THE PROBLEM:
Can you format the records into a numbered list, starting with the line that contains "pos-patch-nw-edge-core <box>79 112" and going on through the line that contains "lon-label-150w: 150°W <box>431", with any blank lines left out?
Start of DATASET
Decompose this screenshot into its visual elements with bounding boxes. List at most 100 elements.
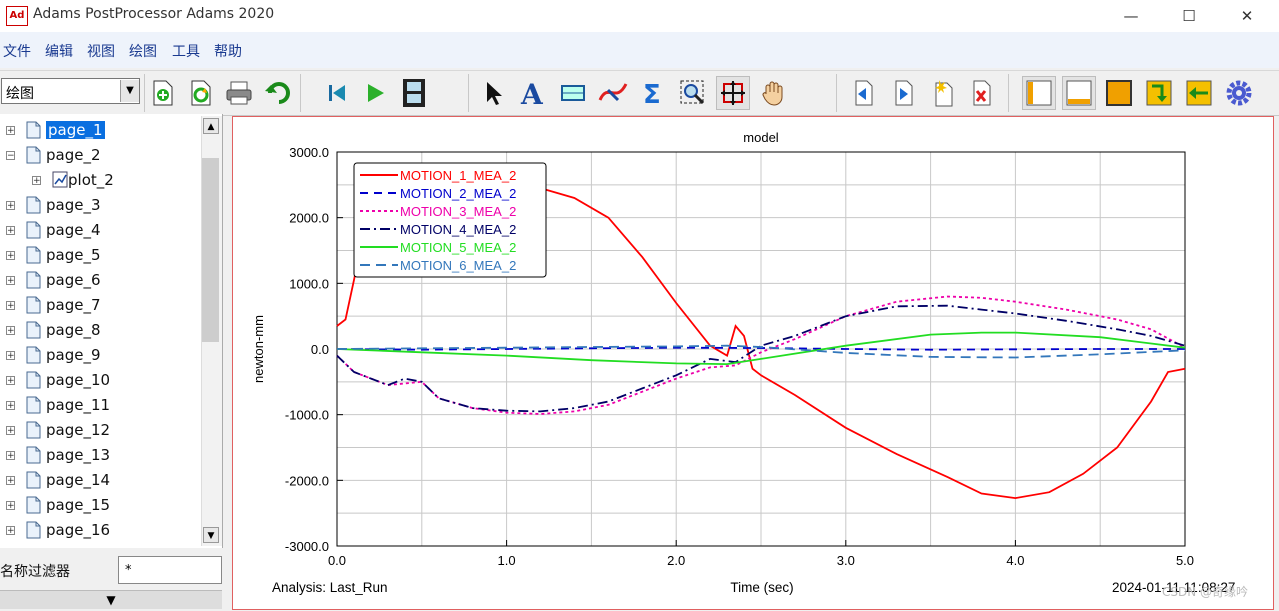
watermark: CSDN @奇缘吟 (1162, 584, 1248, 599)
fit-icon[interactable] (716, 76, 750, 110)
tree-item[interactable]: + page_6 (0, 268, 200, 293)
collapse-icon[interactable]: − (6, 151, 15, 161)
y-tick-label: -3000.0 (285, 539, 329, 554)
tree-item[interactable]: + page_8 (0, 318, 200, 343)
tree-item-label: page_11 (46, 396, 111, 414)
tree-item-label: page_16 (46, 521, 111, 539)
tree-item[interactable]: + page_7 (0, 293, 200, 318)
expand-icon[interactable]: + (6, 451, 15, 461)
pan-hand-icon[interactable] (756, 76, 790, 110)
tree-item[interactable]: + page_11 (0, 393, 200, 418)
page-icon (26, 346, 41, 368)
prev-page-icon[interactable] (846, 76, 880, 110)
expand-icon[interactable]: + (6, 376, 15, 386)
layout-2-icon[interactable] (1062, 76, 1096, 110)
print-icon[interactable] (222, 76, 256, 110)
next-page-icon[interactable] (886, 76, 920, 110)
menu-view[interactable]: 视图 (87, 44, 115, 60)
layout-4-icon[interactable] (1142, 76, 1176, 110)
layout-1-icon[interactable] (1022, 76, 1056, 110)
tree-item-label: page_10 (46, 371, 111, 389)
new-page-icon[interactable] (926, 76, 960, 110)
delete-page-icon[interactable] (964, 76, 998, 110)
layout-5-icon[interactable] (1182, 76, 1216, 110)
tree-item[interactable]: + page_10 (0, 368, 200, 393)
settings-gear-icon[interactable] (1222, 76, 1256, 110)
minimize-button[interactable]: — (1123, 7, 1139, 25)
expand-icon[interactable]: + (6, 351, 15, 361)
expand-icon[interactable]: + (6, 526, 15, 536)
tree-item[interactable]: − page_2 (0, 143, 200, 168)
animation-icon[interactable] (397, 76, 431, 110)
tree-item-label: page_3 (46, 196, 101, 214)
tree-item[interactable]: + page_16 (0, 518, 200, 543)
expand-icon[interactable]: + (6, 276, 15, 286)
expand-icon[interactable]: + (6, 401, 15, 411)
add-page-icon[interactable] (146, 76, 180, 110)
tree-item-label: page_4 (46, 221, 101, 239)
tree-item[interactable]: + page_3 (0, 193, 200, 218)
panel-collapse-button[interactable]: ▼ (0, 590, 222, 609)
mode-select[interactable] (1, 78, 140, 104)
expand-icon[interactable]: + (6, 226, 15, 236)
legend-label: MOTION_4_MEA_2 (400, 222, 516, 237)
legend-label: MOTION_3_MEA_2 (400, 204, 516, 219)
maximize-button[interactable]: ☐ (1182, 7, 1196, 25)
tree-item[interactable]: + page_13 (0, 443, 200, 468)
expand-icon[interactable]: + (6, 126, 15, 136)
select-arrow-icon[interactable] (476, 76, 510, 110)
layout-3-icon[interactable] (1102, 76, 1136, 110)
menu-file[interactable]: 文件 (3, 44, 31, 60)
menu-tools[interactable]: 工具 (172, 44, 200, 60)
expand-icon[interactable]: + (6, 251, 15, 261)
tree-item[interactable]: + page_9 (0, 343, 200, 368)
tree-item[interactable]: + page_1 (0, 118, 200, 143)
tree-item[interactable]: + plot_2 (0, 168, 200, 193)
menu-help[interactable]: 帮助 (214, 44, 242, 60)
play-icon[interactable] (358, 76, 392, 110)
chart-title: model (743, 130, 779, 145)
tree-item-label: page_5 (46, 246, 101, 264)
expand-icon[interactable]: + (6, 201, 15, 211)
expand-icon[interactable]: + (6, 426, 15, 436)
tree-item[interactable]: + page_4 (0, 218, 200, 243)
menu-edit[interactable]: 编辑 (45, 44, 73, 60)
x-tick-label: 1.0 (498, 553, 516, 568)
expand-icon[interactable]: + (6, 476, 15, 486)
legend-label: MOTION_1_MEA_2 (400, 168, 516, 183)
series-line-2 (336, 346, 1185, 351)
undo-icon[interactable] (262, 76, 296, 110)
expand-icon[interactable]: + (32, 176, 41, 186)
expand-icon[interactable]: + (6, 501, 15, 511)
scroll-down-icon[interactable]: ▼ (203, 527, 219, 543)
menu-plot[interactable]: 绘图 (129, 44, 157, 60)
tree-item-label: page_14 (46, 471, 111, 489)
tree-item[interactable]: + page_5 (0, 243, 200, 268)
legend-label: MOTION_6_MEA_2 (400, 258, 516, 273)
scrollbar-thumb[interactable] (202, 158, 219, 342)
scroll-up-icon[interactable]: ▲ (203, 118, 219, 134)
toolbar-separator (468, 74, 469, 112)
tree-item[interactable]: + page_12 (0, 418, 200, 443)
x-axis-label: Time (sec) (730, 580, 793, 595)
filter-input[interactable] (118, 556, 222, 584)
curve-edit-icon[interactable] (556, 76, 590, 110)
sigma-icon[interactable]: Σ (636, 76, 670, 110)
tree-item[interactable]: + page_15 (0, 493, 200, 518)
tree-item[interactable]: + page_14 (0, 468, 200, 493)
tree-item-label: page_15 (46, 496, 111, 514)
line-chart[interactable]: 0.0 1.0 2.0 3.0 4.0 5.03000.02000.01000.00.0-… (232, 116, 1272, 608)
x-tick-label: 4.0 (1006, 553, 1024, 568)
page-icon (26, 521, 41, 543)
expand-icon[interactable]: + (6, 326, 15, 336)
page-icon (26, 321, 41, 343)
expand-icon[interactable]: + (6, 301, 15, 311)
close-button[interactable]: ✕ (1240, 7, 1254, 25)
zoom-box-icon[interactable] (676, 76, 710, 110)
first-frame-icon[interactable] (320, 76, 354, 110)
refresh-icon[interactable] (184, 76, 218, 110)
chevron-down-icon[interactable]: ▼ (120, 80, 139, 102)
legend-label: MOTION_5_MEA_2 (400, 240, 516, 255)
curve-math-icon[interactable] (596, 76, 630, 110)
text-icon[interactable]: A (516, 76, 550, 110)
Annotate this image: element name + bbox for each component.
End of DATASET
Start of DATASET
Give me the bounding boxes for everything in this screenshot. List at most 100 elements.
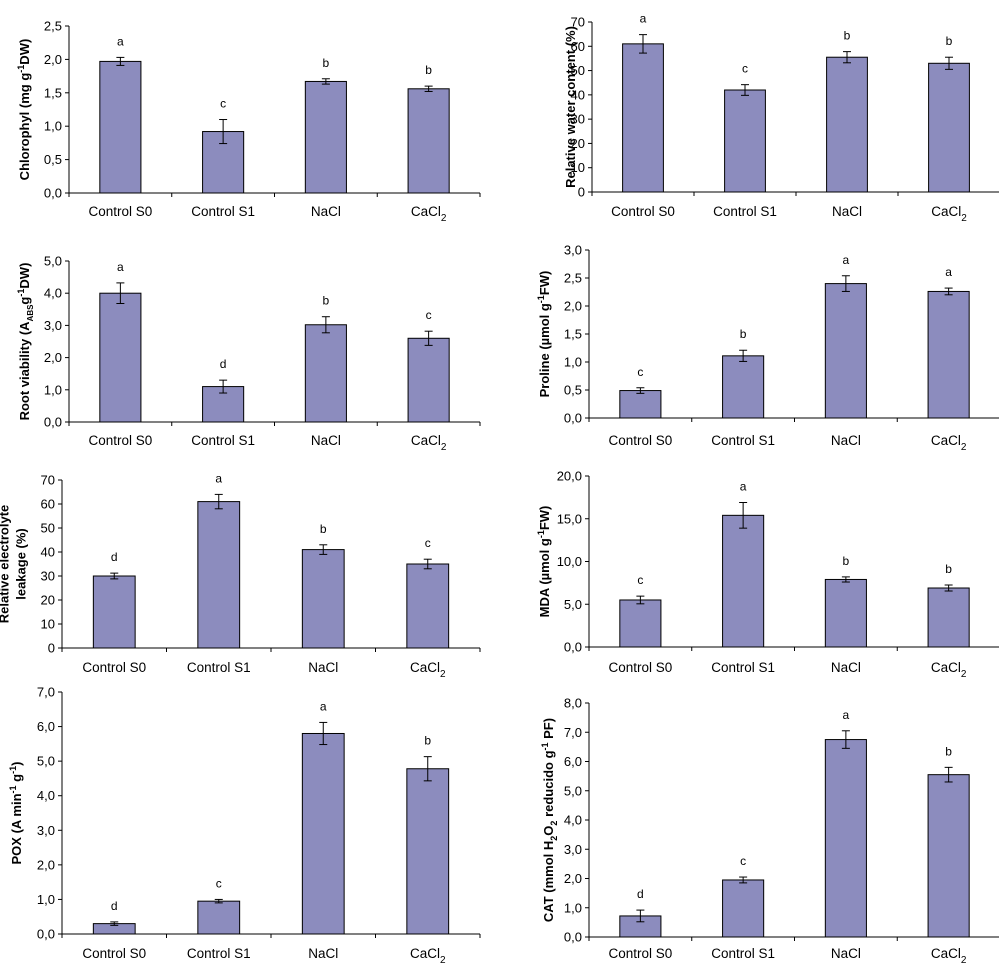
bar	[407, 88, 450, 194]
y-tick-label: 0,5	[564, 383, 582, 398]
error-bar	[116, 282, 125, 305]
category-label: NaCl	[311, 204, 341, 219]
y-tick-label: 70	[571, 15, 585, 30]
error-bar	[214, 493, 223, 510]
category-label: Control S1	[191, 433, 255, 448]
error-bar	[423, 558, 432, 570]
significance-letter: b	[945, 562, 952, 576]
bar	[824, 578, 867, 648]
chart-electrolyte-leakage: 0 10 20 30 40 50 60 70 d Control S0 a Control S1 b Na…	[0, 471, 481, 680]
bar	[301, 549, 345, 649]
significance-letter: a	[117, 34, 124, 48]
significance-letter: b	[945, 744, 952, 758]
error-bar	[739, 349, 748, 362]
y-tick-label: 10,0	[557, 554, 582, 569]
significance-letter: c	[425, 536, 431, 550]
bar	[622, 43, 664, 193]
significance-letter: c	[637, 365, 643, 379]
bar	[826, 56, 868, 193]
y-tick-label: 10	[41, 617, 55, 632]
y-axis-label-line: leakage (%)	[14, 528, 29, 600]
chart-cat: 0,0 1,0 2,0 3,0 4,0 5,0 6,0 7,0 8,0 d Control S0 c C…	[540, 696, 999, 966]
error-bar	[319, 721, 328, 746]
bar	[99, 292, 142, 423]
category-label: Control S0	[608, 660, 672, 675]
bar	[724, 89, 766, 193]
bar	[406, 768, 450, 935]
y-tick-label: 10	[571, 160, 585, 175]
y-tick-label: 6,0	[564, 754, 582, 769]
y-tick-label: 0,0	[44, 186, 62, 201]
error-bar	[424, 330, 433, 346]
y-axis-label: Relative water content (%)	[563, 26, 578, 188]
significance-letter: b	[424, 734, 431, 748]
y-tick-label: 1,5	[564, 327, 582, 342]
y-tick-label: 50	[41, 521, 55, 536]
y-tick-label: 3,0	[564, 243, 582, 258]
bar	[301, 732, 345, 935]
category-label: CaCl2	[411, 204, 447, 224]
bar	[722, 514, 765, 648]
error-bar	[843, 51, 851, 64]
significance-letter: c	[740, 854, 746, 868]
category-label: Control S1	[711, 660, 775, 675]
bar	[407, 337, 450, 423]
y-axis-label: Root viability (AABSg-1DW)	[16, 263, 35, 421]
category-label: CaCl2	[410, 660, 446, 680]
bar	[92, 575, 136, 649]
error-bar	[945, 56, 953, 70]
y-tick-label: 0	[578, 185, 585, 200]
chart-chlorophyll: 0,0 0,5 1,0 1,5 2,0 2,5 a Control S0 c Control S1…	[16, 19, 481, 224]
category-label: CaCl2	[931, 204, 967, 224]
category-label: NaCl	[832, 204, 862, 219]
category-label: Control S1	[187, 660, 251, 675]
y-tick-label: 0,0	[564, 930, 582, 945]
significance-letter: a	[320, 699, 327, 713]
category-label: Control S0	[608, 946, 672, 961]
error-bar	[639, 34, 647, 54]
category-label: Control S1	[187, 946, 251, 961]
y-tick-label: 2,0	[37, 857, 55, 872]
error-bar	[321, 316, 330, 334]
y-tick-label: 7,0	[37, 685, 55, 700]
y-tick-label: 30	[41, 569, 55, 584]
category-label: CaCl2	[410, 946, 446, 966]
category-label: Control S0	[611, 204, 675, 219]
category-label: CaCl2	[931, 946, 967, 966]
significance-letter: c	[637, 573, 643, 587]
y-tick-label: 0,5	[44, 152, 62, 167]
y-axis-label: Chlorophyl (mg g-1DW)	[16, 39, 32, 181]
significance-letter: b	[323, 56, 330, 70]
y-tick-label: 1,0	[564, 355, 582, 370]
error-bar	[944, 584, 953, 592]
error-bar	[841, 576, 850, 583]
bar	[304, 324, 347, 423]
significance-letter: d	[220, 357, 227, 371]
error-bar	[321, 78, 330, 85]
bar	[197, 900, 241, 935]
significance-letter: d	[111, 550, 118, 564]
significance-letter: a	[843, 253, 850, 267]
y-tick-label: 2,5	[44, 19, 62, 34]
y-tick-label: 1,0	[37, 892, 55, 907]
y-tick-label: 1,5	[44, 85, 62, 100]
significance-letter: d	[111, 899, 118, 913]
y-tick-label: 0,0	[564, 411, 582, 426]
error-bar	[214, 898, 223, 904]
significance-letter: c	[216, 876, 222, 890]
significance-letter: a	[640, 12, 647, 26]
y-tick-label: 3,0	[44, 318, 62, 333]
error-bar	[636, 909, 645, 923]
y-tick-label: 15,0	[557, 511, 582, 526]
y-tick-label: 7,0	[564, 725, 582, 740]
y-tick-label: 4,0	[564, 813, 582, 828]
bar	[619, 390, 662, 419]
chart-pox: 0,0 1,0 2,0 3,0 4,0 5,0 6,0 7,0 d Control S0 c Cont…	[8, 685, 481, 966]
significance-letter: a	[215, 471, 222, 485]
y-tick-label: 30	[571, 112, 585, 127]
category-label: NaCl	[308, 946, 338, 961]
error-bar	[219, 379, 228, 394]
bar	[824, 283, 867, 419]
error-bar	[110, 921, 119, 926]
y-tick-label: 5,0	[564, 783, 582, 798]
End of DATASET
Start of DATASET
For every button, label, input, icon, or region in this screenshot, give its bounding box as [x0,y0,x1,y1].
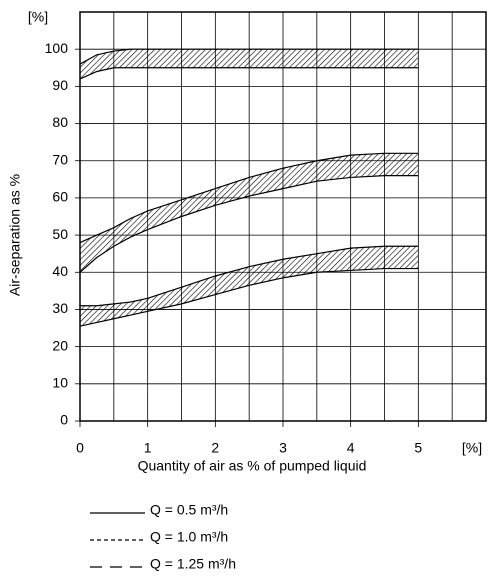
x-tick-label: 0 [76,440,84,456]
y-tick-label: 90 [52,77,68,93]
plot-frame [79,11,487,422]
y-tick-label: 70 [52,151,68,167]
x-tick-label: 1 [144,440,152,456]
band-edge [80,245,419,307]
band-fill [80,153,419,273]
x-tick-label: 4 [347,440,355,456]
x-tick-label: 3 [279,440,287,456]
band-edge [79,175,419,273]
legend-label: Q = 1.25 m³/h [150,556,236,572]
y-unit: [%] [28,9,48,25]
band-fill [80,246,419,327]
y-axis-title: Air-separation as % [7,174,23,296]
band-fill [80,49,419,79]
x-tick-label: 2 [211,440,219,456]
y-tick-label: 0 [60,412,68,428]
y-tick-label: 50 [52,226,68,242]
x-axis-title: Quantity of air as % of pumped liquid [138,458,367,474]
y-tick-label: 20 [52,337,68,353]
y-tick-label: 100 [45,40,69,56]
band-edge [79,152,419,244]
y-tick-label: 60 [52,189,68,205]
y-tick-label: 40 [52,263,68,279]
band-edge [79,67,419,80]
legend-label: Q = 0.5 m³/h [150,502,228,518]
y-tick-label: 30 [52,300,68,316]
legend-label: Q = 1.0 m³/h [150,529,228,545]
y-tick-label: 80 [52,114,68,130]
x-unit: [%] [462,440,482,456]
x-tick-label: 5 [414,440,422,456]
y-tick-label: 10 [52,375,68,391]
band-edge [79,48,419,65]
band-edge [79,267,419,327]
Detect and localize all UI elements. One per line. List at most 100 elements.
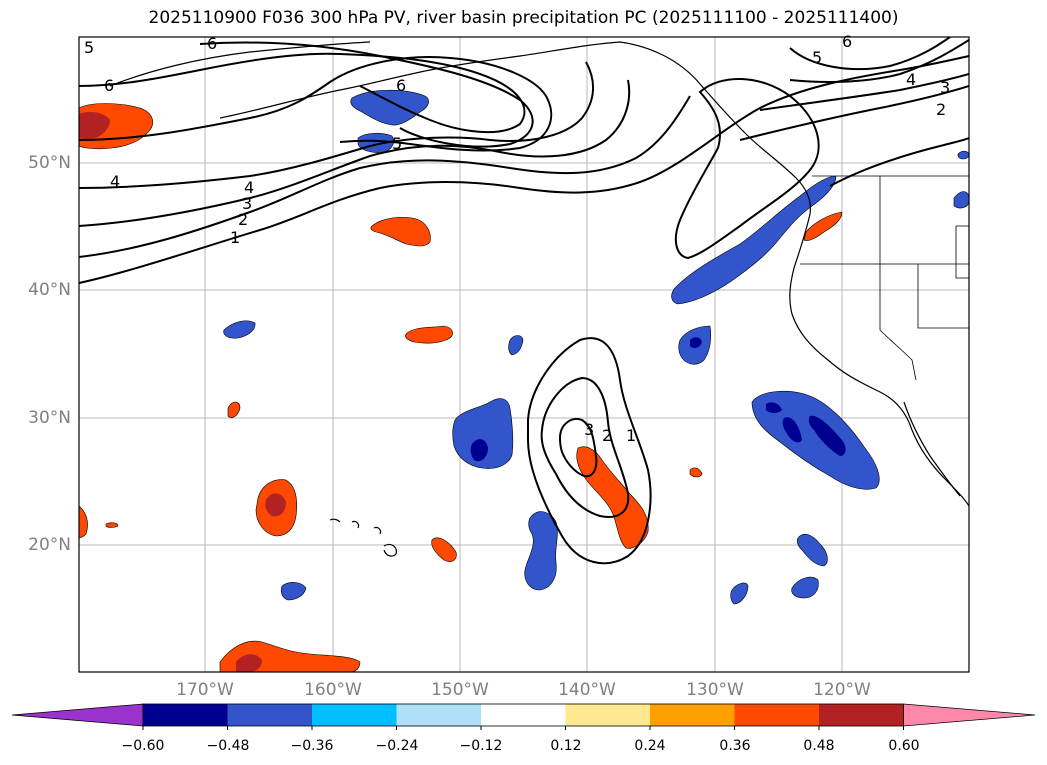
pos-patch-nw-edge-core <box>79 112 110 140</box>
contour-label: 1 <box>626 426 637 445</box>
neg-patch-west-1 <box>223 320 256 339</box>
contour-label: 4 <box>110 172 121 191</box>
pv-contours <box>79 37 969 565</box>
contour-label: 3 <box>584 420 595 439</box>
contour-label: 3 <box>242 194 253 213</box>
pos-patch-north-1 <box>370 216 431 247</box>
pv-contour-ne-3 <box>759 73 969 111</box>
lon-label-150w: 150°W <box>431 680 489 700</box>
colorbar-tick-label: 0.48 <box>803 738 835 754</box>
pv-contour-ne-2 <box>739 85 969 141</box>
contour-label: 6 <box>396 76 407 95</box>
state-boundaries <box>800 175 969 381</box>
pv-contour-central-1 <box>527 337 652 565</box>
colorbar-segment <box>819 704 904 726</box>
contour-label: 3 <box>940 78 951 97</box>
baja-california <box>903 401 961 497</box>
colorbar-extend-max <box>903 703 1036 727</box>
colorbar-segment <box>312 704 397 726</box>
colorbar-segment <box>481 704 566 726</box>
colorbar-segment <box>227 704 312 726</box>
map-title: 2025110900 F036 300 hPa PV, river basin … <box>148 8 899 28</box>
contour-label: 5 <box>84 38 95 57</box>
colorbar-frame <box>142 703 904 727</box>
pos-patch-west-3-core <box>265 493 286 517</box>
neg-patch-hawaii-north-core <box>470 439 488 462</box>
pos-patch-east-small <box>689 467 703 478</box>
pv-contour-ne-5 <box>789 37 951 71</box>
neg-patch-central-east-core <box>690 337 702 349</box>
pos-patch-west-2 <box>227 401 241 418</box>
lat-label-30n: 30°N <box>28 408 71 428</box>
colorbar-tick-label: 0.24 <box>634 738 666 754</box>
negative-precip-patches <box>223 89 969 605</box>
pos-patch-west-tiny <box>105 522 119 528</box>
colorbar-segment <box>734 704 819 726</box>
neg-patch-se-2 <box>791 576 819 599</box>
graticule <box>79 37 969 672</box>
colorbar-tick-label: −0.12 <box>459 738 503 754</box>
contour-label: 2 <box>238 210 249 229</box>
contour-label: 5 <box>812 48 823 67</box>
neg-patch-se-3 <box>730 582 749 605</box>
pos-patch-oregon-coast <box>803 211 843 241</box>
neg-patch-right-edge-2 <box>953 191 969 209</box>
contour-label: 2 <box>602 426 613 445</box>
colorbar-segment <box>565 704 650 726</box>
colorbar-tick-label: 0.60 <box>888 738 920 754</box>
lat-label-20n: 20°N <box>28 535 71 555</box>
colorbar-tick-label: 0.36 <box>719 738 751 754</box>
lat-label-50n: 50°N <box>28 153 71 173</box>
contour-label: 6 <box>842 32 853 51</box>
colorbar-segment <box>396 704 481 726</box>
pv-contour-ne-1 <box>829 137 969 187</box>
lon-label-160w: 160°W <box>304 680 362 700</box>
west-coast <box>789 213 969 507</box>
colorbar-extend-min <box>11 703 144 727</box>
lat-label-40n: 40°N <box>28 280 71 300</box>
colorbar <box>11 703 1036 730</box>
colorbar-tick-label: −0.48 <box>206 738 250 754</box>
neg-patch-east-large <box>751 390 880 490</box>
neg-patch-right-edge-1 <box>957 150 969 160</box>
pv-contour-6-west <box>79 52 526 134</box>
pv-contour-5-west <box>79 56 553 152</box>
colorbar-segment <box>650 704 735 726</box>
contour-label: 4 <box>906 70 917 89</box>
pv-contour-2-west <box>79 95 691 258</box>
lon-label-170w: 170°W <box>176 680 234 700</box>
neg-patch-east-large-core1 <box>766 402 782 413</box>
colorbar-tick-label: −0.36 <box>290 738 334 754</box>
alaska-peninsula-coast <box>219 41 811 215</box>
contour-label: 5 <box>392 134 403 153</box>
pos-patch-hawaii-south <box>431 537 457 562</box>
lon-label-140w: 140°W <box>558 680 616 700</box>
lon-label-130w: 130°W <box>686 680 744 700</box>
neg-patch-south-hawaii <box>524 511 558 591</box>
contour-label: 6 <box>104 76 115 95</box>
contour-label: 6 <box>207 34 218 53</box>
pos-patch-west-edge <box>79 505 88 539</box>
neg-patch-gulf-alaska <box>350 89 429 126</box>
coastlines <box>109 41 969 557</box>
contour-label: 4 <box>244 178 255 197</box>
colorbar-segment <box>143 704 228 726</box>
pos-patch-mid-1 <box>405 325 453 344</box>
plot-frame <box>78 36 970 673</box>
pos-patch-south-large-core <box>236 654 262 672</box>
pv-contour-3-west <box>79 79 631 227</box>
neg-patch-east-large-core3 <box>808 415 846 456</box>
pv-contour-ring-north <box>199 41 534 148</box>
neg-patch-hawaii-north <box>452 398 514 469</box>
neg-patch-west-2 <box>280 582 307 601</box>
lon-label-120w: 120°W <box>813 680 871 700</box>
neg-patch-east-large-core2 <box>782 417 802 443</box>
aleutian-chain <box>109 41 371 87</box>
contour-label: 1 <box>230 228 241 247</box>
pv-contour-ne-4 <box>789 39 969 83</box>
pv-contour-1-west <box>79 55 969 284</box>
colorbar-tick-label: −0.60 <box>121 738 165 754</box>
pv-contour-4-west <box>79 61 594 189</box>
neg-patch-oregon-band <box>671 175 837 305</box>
End of DATASET
FINAL RESULT:
1. pos-patch-nw-edge-core <box>79 112 110 140</box>
2. contour-label: 1 <box>626 426 637 445</box>
3. neg-patch-west-1 <box>223 320 256 339</box>
4. contour-label: 4 <box>110 172 121 191</box>
5. pv-contours <box>79 37 969 565</box>
6. contour-label: 3 <box>584 420 595 439</box>
7. contour-label: 3 <box>242 194 253 213</box>
8. pos-patch-north-1 <box>370 216 431 247</box>
9. pv-contour-ne-3 <box>759 73 969 111</box>
10. lon-label-150w: 150°W <box>431 680 489 700</box>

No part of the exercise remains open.